## Some records
· · · · ·

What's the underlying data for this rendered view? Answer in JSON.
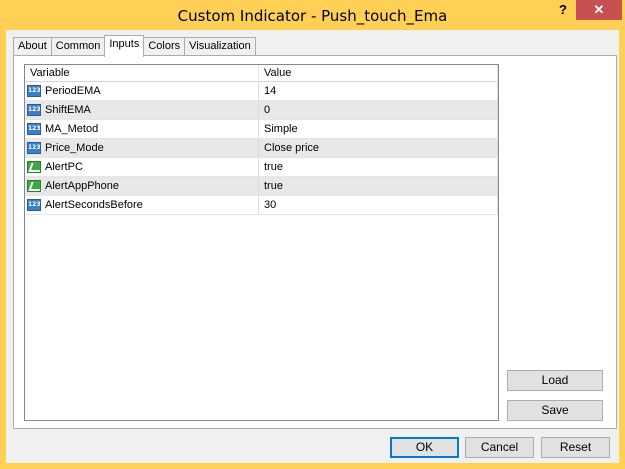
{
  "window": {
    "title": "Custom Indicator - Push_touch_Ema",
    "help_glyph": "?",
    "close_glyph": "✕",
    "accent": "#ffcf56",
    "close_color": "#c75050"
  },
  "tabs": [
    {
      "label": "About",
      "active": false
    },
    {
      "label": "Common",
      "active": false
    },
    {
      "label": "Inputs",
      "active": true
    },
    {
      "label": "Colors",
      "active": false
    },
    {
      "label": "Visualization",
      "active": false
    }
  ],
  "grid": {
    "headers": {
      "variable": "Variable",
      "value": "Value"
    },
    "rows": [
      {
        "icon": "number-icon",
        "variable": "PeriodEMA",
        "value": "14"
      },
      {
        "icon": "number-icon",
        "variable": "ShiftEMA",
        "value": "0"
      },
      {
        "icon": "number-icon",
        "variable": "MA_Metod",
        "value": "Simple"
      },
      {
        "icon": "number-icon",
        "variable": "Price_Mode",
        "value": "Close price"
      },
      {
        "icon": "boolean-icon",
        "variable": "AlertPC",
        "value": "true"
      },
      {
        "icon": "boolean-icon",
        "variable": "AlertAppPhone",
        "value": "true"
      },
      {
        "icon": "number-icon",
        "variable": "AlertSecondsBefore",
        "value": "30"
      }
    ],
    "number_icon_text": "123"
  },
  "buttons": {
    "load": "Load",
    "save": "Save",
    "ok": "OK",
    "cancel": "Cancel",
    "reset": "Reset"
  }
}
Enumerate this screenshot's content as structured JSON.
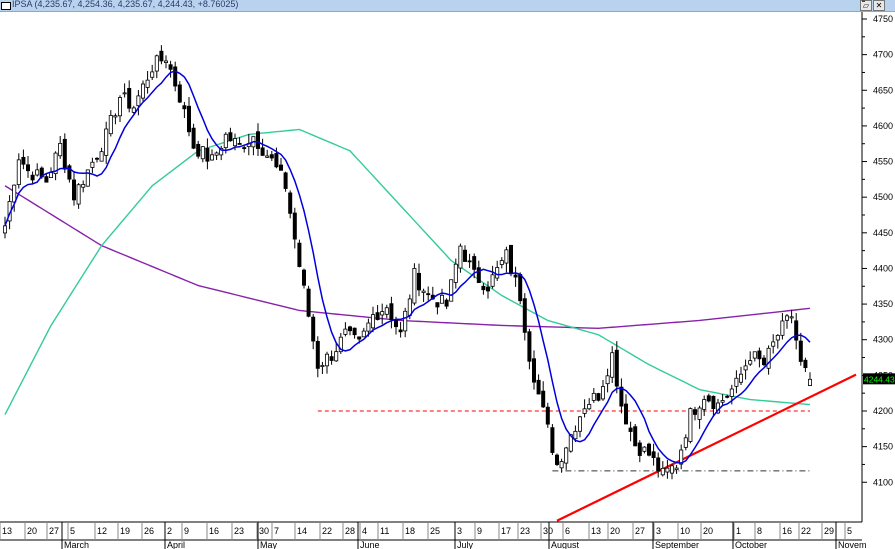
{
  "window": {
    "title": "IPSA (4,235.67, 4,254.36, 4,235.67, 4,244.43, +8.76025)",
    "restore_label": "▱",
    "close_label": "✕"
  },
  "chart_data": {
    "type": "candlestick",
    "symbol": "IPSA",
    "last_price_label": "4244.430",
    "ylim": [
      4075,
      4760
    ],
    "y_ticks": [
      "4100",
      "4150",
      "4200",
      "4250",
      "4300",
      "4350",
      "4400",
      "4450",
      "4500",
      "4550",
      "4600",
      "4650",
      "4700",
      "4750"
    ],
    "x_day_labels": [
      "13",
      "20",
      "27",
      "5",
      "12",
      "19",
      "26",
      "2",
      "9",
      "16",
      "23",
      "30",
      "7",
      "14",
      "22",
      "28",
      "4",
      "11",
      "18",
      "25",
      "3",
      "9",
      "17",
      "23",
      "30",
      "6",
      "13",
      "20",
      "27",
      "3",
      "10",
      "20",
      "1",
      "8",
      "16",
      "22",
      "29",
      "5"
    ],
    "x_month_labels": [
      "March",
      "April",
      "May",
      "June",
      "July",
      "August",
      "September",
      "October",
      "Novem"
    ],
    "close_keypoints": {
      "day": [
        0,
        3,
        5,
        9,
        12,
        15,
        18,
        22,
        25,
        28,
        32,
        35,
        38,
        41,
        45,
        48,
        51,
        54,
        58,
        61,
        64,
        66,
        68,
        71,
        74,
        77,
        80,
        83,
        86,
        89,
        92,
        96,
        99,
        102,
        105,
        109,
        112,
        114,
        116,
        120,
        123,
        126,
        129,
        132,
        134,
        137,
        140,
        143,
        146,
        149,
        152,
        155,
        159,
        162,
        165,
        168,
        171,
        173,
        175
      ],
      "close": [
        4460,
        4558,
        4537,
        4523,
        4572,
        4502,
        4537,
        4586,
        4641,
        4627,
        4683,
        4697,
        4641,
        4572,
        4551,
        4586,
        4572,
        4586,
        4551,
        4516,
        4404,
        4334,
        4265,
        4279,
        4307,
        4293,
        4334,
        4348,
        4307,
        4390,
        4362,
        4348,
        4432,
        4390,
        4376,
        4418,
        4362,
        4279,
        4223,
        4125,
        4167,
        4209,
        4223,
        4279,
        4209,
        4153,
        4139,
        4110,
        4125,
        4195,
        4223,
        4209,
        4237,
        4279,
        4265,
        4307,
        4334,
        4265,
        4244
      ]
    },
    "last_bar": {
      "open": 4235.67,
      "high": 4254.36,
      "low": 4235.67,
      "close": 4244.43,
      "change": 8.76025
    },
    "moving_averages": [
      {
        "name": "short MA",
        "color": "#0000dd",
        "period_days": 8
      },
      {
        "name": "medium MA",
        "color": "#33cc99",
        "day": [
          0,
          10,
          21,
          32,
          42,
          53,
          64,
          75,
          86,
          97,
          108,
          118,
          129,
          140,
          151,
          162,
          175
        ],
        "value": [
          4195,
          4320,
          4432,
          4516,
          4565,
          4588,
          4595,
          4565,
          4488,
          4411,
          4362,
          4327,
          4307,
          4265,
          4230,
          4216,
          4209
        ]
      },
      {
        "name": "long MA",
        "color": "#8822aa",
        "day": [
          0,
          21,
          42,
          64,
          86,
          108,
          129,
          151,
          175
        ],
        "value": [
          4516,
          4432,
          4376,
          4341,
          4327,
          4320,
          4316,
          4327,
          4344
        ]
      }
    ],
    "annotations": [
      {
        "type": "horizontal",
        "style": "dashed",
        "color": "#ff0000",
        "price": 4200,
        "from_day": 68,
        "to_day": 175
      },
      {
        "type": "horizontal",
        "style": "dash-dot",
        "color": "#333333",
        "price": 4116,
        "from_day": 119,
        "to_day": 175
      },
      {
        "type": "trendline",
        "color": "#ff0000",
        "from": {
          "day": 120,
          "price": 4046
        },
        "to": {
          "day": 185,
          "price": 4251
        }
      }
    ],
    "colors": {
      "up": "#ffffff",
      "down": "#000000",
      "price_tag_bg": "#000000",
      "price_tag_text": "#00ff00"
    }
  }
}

· · · · ·

## GOAL OF THE EXERCISE
Set every line down exactly as written, leaving each picture out.

## EXERCISE RESPONSE
What's the underlying data for this rendered view? Answer in JSON.
{
  "window": {
    "title": "Custom Indicator - Push_touch_Ema",
    "help_glyph": "?",
    "close_glyph": "✕",
    "accent": "#ffcf56",
    "close_color": "#c75050"
  },
  "tabs": [
    {
      "label": "About",
      "active": false
    },
    {
      "label": "Common",
      "active": false
    },
    {
      "label": "Inputs",
      "active": true
    },
    {
      "label": "Colors",
      "active": false
    },
    {
      "label": "Visualization",
      "active": false
    }
  ],
  "grid": {
    "headers": {
      "variable": "Variable",
      "value": "Value"
    },
    "rows": [
      {
        "icon": "number-icon",
        "variable": "PeriodEMA",
        "value": "14"
      },
      {
        "icon": "number-icon",
        "variable": "ShiftEMA",
        "value": "0"
      },
      {
        "icon": "number-icon",
        "variable": "MA_Metod",
        "value": "Simple"
      },
      {
        "icon": "number-icon",
        "variable": "Price_Mode",
        "value": "Close price"
      },
      {
        "icon": "boolean-icon",
        "variable": "AlertPC",
        "value": "true"
      },
      {
        "icon": "boolean-icon",
        "variable": "AlertAppPhone",
        "value": "true"
      },
      {
        "icon": "number-icon",
        "variable": "AlertSecondsBefore",
        "value": "30"
      }
    ],
    "number_icon_text": "123"
  },
  "buttons": {
    "load": "Load",
    "save": "Save",
    "ok": "OK",
    "cancel": "Cancel",
    "reset": "Reset"
  }
}
Enumerate this screenshot's content as structured JSON.
{
  "window": {
    "title": "IPSA (4,235.67, 4,254.36, 4,235.67, 4,244.43, +8.76025)",
    "restore_label": "▱",
    "close_label": "✕"
  },
  "chart_data": {
    "type": "candlestick",
    "symbol": "IPSA",
    "last_price_label": "4244.430",
    "ylim": [
      4075,
      4760
    ],
    "y_ticks": [
      "4100",
      "4150",
      "4200",
      "4250",
      "4300",
      "4350",
      "4400",
      "4450",
      "4500",
      "4550",
      "4600",
      "4650",
      "4700",
      "4750"
    ],
    "x_day_labels": [
      "13",
      "20",
      "27",
      "5",
      "12",
      "19",
      "26",
      "2",
      "9",
      "16",
      "23",
      "30",
      "7",
      "14",
      "22",
      "28",
      "4",
      "11",
      "18",
      "25",
      "3",
      "9",
      "17",
      "23",
      "30",
      "6",
      "13",
      "20",
      "27",
      "3",
      "10",
      "20",
      "1",
      "8",
      "16",
      "22",
      "29",
      "5"
    ],
    "x_month_labels": [
      "March",
      "April",
      "May",
      "June",
      "July",
      "August",
      "September",
      "October",
      "Novem"
    ],
    "close_keypoints": {
      "day": [
        0,
        3,
        5,
        9,
        12,
        15,
        18,
        22,
        25,
        28,
        32,
        35,
        38,
        41,
        45,
        48,
        51,
        54,
        58,
        61,
        64,
        66,
        68,
        71,
        74,
        77,
        80,
        83,
        86,
        89,
        92,
        96,
        99,
        102,
        105,
        109,
        112,
        114,
        116,
        120,
        123,
        126,
        129,
        132,
        134,
        137,
        140,
        143,
        146,
        149,
        152,
        155,
        159,
        162,
        165,
        168,
        171,
        173,
        175
      ],
      "close": [
        4460,
        4558,
        4537,
        4523,
        4572,
        4502,
        4537,
        4586,
        4641,
        4627,
        4683,
        4697,
        4641,
        4572,
        4551,
        4586,
        4572,
        4586,
        4551,
        4516,
        4404,
        4334,
        4265,
        4279,
        4307,
        4293,
        4334,
        4348,
        4307,
        4390,
        4362,
        4348,
        4432,
        4390,
        4376,
        4418,
        4362,
        4279,
        4223,
        4125,
        4167,
        4209,
        4223,
        4279,
        4209,
        4153,
        4139,
        4110,
        4125,
        4195,
        4223,
        4209,
        4237,
        4279,
        4265,
        4307,
        4334,
        4265,
        4244
      ]
    },
    "last_bar": {
      "open": 4235.67,
      "high": 4254.36,
      "low": 4235.67,
      "close": 4244.43,
      "change": 8.76025
    },
    "moving_averages": [
      {
        "name": "short MA",
        "color": "#0000dd",
        "period_days": 8
      },
      {
        "name": "medium MA",
        "color": "#33cc99",
        "day": [
          0,
          10,
          21,
          32,
          42,
          53,
          64,
          75,
          86,
          97,
          108,
          118,
          129,
          140,
          151,
          162,
          175
        ],
        "value": [
          4195,
          4320,
          4432,
          4516,
          4565,
          4588,
          4595,
          4565,
          4488,
          4411,
          4362,
          4327,
          4307,
          4265,
          4230,
          4216,
          4209
        ]
      },
      {
        "name": "long MA",
        "color": "#8822aa",
        "day": [
          0,
          21,
          42,
          64,
          86,
          108,
          129,
          151,
          175
        ],
        "value": [
          4516,
          4432,
          4376,
          4341,
          4327,
          4320,
          4316,
          4327,
          4344
        ]
      }
    ],
    "annotations": [
      {
        "type": "horizontal",
        "style": "dashed",
        "color": "#ff0000",
        "price": 4200,
        "from_day": 68,
        "to_day": 175
      },
      {
        "type": "horizontal",
        "style": "dash-dot",
        "color": "#333333",
        "price": 4116,
        "from_day": 119,
        "to_day": 175
      },
      {
        "type": "trendline",
        "color": "#ff0000",
        "from": {
          "day": 120,
          "price": 4046
        },
        "to": {
          "day": 185,
          "price": 4251
        }
      }
    ],
    "colors": {
      "up": "#ffffff",
      "down": "#000000",
      "price_tag_bg": "#000000",
      "price_tag_text": "#00ff00"
    }
  }
}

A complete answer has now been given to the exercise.